Record list —
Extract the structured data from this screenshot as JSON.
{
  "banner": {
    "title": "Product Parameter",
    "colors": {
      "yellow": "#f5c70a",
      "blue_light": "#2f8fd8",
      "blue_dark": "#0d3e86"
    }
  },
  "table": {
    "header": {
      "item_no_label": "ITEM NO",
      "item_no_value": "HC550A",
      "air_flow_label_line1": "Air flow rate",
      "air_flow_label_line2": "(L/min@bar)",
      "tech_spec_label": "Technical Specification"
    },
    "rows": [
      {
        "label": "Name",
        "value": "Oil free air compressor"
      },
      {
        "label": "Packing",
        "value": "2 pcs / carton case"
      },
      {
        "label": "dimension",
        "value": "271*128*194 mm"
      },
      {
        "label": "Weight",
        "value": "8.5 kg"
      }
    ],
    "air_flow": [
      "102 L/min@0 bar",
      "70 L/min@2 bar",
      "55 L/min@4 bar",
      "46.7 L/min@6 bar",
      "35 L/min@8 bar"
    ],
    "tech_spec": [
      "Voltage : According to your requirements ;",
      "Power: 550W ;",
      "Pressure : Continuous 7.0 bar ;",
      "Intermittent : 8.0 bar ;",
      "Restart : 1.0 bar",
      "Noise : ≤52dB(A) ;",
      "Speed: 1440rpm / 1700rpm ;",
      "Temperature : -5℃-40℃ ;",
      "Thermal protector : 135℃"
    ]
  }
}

Exercise instructions — Extract all of the data above and output it character for character.

Full output —
Extract the structured data from this screenshot as JSON.
{
  "banner": {
    "title": "Product Parameter",
    "colors": {
      "yellow": "#f5c70a",
      "blue_light": "#2f8fd8",
      "blue_dark": "#0d3e86"
    }
  },
  "table": {
    "header": {
      "item_no_label": "ITEM NO",
      "item_no_value": "HC550A",
      "air_flow_label_line1": "Air flow rate",
      "air_flow_label_line2": "(L/min@bar)",
      "tech_spec_label": "Technical Specification"
    },
    "rows": [
      {
        "label": "Name",
        "value": "Oil free air compressor"
      },
      {
        "label": "Packing",
        "value": "2 pcs / carton case"
      },
      {
        "label": "dimension",
        "value": "271*128*194 mm"
      },
      {
        "label": "Weight",
        "value": "8.5 kg"
      }
    ],
    "air_flow": [
      "102 L/min@0 bar",
      "70 L/min@2 bar",
      "55 L/min@4 bar",
      "46.7 L/min@6 bar",
      "35 L/min@8 bar"
    ],
    "tech_spec": [
      "Voltage : According to your requirements ;",
      "Power: 550W ;",
      "Pressure : Continuous 7.0 bar ;",
      "Intermittent : 8.0 bar ;",
      "Restart : 1.0 bar",
      "Noise : ≤52dB(A) ;",
      "Speed: 1440rpm / 1700rpm ;",
      "Temperature : -5℃-40℃ ;",
      "Thermal protector : 135℃"
    ]
  }
}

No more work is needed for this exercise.